##### Recorded information #####

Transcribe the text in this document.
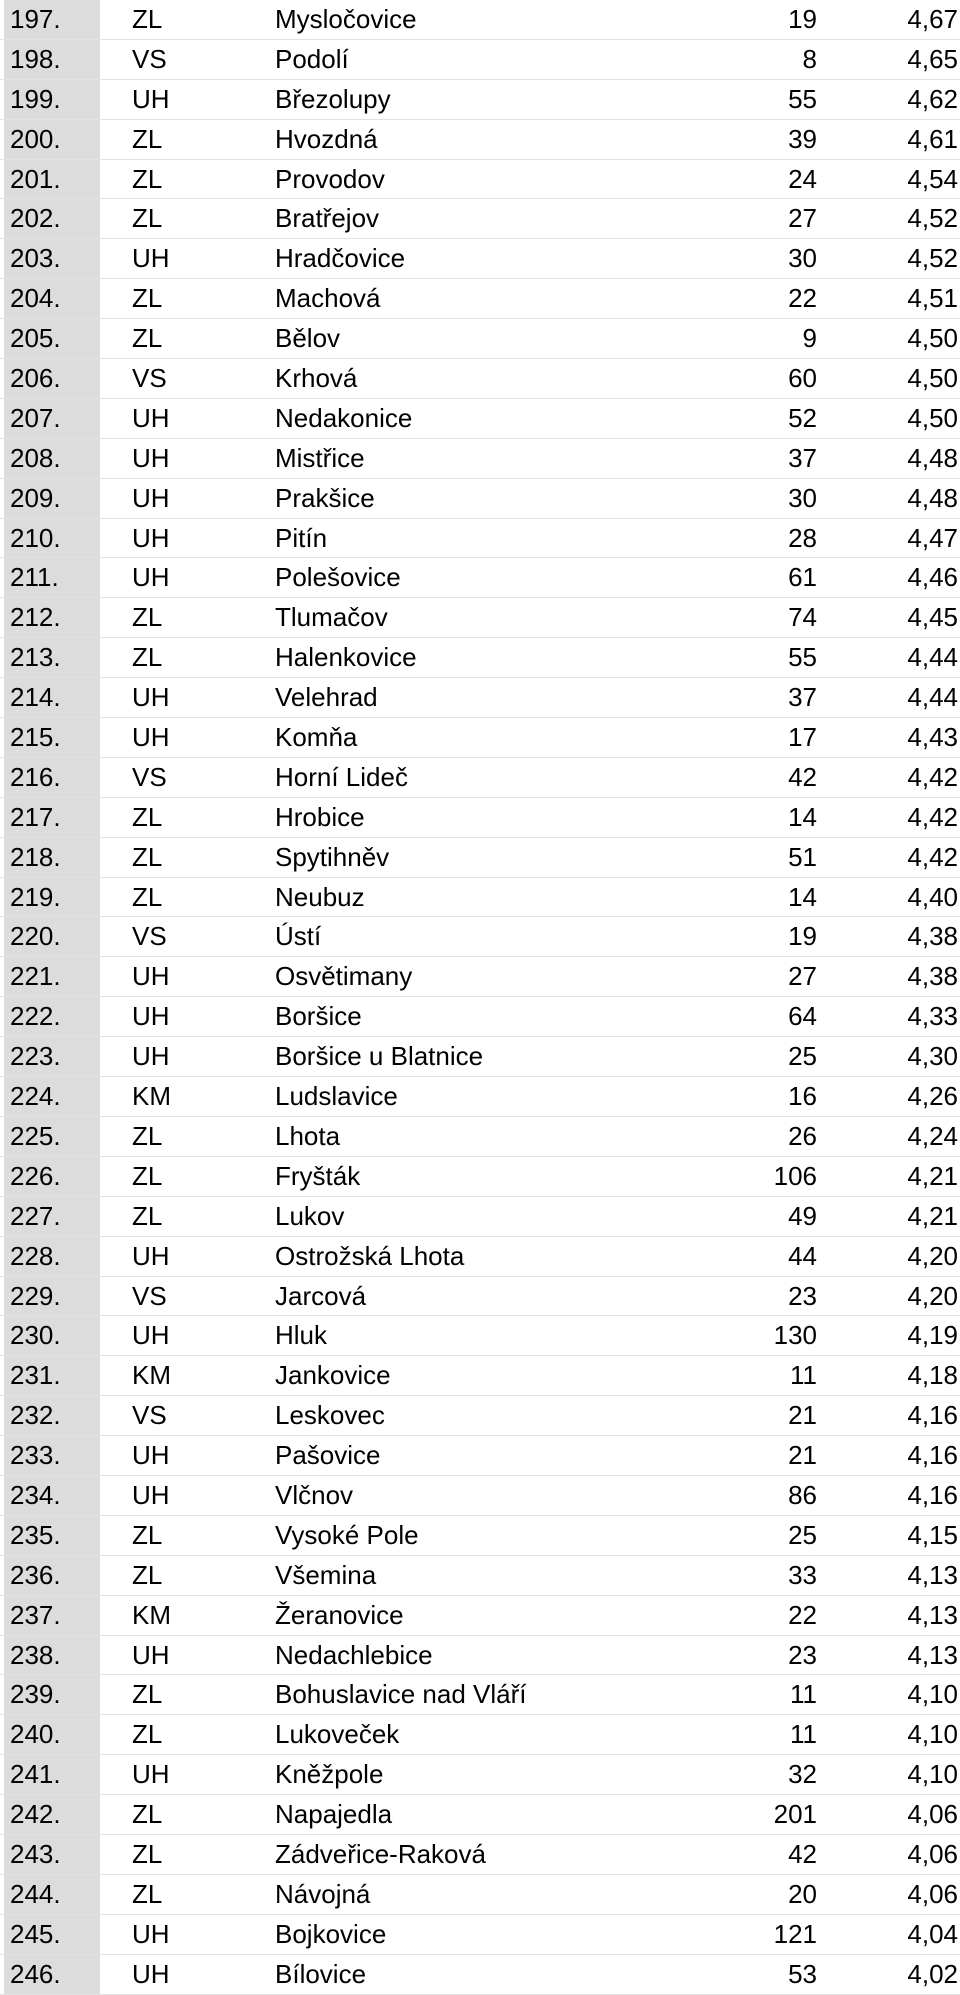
197.	ZL	Mysločovice	19	4,67
198.	VS	Podolí	8	4,65
199.	UH	Březolupy	55	4,62
200.	ZL	Hvozdná	39	4,61
201.	ZL	Provodov	24	4,54
202.	ZL	Bratřejov	27	4,52
203.	UH	Hradčovice	30	4,52
204.	ZL	Machová	22	4,51
205.	ZL	Bělov	9	4,50
206.	VS	Krhová	60	4,50
207.	UH	Nedakonice	52	4,50
208.	UH	Mistřice	37	4,48
209.	UH	Prakšice	30	4,48
210.	UH	Pitín	28	4,47
211.	UH	Polešovice	61	4,46
212.	ZL	Tlumačov	74	4,45
213.	ZL	Halenkovice	55	4,44
214.	UH	Velehrad	37	4,44
215.	UH	Komňa	17	4,43
216.	VS	Horní Lideč	42	4,42
217.	ZL	Hrobice	14	4,42
218.	ZL	Spytihněv	51	4,42
219.	ZL	Neubuz	14	4,40
220.	VS	Ústí	19	4,38
221.	UH	Osvětimany	27	4,38
222.	UH	Boršice	64	4,33
223.	UH	Boršice u Blatnice	25	4,30
224.	KM	Ludslavice	16	4,26
225.	ZL	Lhota	26	4,24
226.	ZL	Fryšták	106	4,21
227.	ZL	Lukov	49	4,21
228.	UH	Ostrožská Lhota	44	4,20
229.	VS	Jarcová	23	4,20
230.	UH	Hluk	130	4,19
231.	KM	Jankovice	11	4,18
232.	VS	Leskovec	21	4,16
233.	UH	Pašovice	21	4,16
234.	UH	Vlčnov	86	4,16
235.	ZL	Vysoké Pole	25	4,15
236.	ZL	Všemina	33	4,13
237.	KM	Žeranovice	22	4,13
238.	UH	Nedachlebice	23	4,13
239.	ZL	Bohuslavice nad Vláří	11	4,10
240.	ZL	Lukoveček	11	4,10
241.	UH	Kněžpole	32	4,10
242.	ZL	Napajedla	201	4,06
243.	ZL	Zádveřice-Raková	42	4,06
244.	ZL	Návojná	20	4,06
245.	UH	Bojkovice	121	4,04
246.	UH	Bílovice	53	4,02
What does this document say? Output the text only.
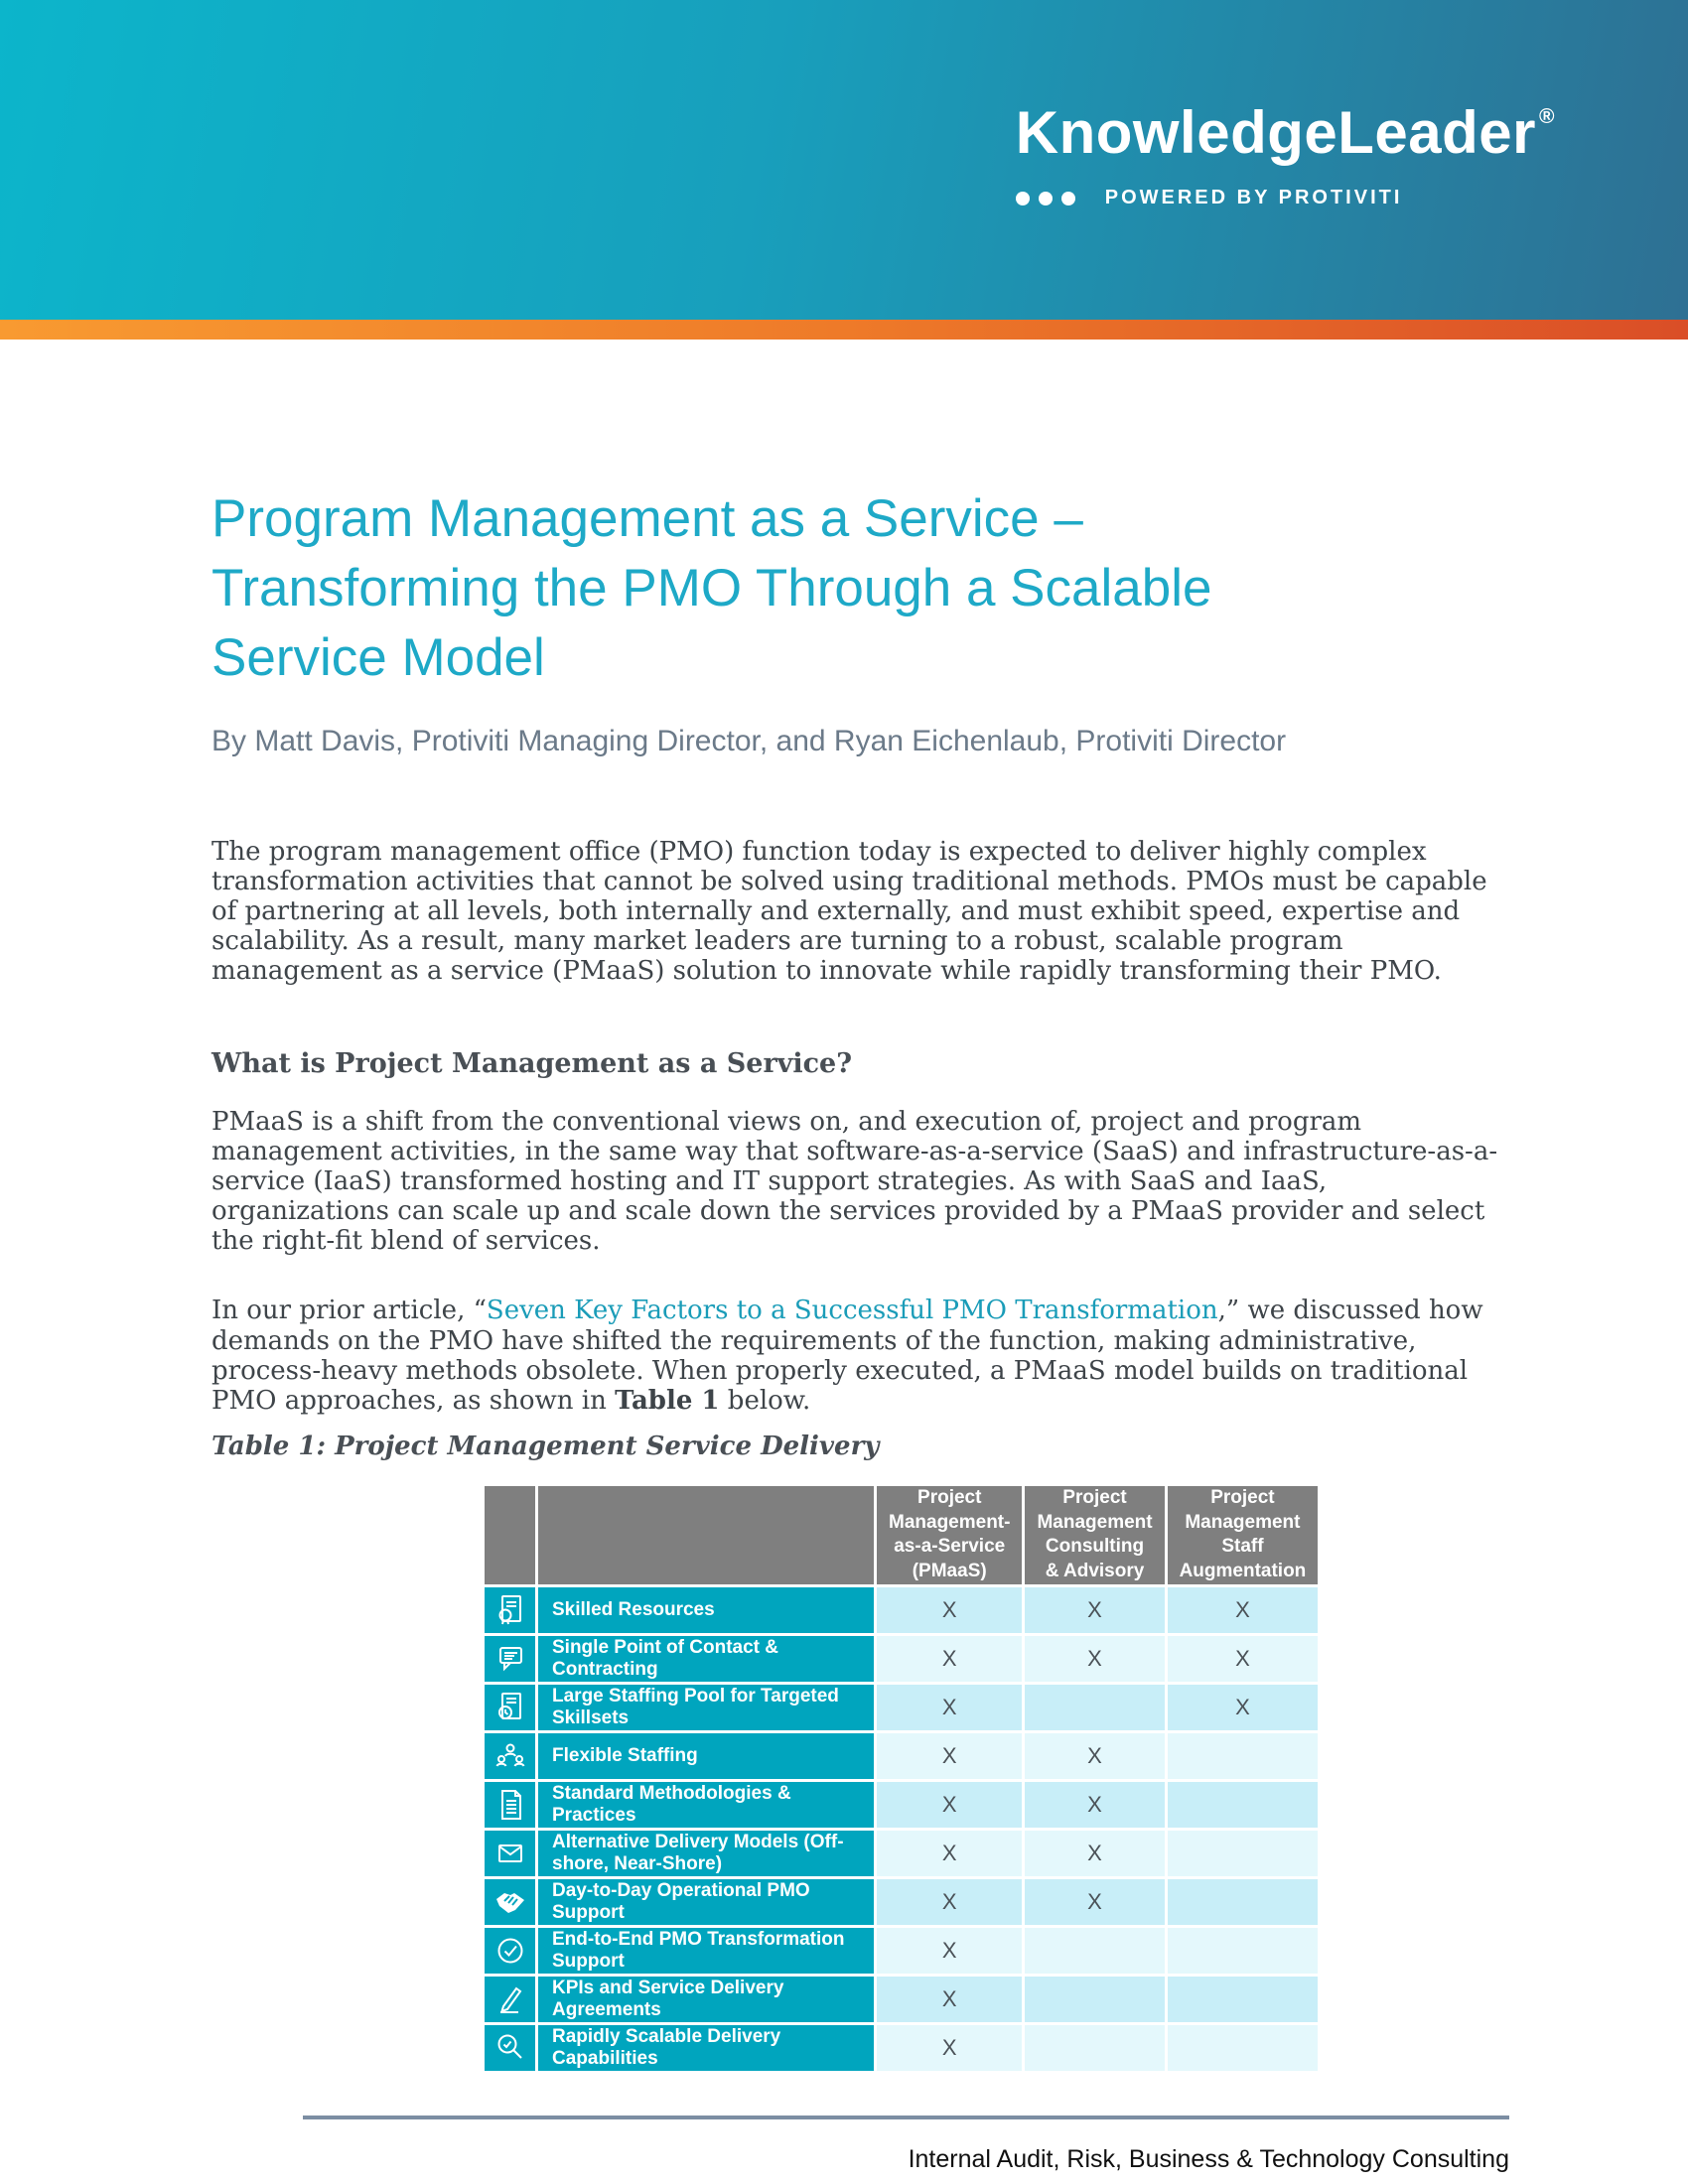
KnowledgeLeader ®
POWERED BY PROTIVITI
Program Management as a Service – Transforming the PMO Through a Scalable Service Model

By Matt Davis, Protiviti Managing Director, and Ryan Eichenlaub, Protiviti Director

The program management office (PMO) function today is expected to deliver highly complex transformation activities that cannot be solved using traditional methods. PMOs must be capable of partnering at all levels, both internally and externally, and must exhibit speed, expertise and scalability. As a result, many market leaders are turning to a robust, scalable program management as a service (PMaaS) solution to innovate while rapidly transforming their PMO.

What is Project Management as a Service?

PMaaS is a shift from the conventional views on, and execution of, project and program management activities, in the same way that software-as-a-service (SaaS) and infrastructure-as-a-service (IaaS) transformed hosting and IT support strategies. As with SaaS and IaaS, organizations can scale up and scale down the services provided by a PMaaS provider and select the right-fit blend of services.

In our prior article, “Seven Key Factors to a Successful PMO Transformation,” we discussed how demands on the PMO have shifted the requirements of the function, making administrative, process-heavy methods obsolete. When properly executed, a PMaaS model builds on traditional PMO approaches, as shown in Table 1 below.

Table 1: Project Management Service Delivery

		Project Management-as-a-Service (PMaaS)	Project Management Consulting & Advisory	Project Management Staff Augmentation

	Skilled Resources	X	X	X

	Single Point of Contact & Contracting	X	X	X

	Large Staffing Pool for Targeted Skillsets	X		X

	Flexible Staffing	X	X	

	Standard Methodologies & Practices	X	X	

	Alternative Delivery Models (Off-shore, Near-Shore)	X	X	

	Day-to-Day Operational PMO Support	X	X	

	End-to-End PMO Transformation Support	X		

	KPIs and Service Delivery Agreements	X		

	Rapidly Scalable Delivery Capabilities	X		
Internal Audit, Risk, Business & Technology Consulting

#####

### Written task
Search the listing above for the string "Table". Copy every line that contains it.

### Result of this exercise
In our prior article, “Seven Key Factors to a Successful PMO Transformation,” we discussed how demands on the PMO have shifted the requirements of the function, making administrative, process-heavy methods obsolete. When properly executed, a PMaaS model builds on traditional PMO approaches, as shown in Table 1 below.
Table 1: Project Management Service Delivery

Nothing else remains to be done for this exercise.